Requirements: How many lines in the records below hold the string "icon"? Answer with the number alone.

The data:

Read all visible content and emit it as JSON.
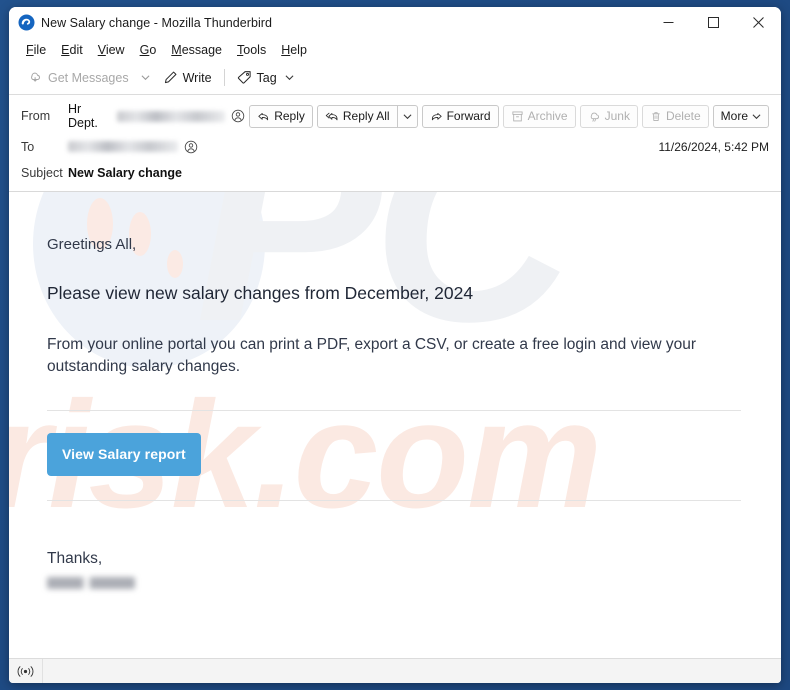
{
  "window": {
    "title": "New Salary change - Mozilla Thunderbird",
    "app_icon": "thunderbird-icon",
    "controls": {
      "minimize": "minimize-icon",
      "maximize": "maximize-icon",
      "close": "close-icon"
    }
  },
  "menubar": [
    {
      "label": "File",
      "accesskey": "F",
      "rest": "ile"
    },
    {
      "label": "Edit",
      "accesskey": "E",
      "rest": "dit"
    },
    {
      "label": "View",
      "accesskey": "V",
      "rest": "iew"
    },
    {
      "label": "Go",
      "accesskey": "G",
      "rest": "o"
    },
    {
      "label": "Message",
      "accesskey": "M",
      "rest": "essage"
    },
    {
      "label": "Tools",
      "accesskey": "T",
      "rest": "ools"
    },
    {
      "label": "Help",
      "accesskey": "H",
      "rest": "elp"
    }
  ],
  "toolbar": {
    "get_messages": "Get Messages",
    "get_messages_enabled": false,
    "write": "Write",
    "tag": "Tag"
  },
  "message_header": {
    "from_label": "From",
    "from_name": "Hr Dept.",
    "from_address_redacted": true,
    "to_label": "To",
    "to_address_redacted": true,
    "subject_label": "Subject",
    "subject": "New Salary change",
    "date": "11/26/2024, 5:42 PM"
  },
  "actions": [
    {
      "label": "Reply",
      "icon": "reply-icon",
      "enabled": true,
      "split": false
    },
    {
      "label": "Reply All",
      "icon": "reply-all-icon",
      "enabled": true,
      "split": true
    },
    {
      "label": "Forward",
      "icon": "forward-icon",
      "enabled": true,
      "split": false
    },
    {
      "label": "Archive",
      "icon": "archive-icon",
      "enabled": false,
      "split": false
    },
    {
      "label": "Junk",
      "icon": "junk-icon",
      "enabled": false,
      "split": false
    },
    {
      "label": "Delete",
      "icon": "trash-icon",
      "enabled": false,
      "split": false
    },
    {
      "label": "More",
      "icon": "chevron-down-icon",
      "enabled": true,
      "split": false
    }
  ],
  "body": {
    "greeting": "Greetings All,",
    "headline": "Please view new salary changes from December, 2024",
    "paragraph": "From your online portal you can print a PDF, export a CSV, or create a free login and view your outstanding salary changes.",
    "cta_label": "View Salary report",
    "cta_color": "#4ba3db",
    "closing": "Thanks,",
    "signature_redacted": true
  },
  "watermark": {
    "text_top": "PC",
    "text_bottom": "risk.com",
    "color_bottom": "#fbe9e2",
    "color_top": "#eff1f4"
  },
  "statusbar": {
    "icon": "broadcast-icon"
  }
}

Output for this exercise: 12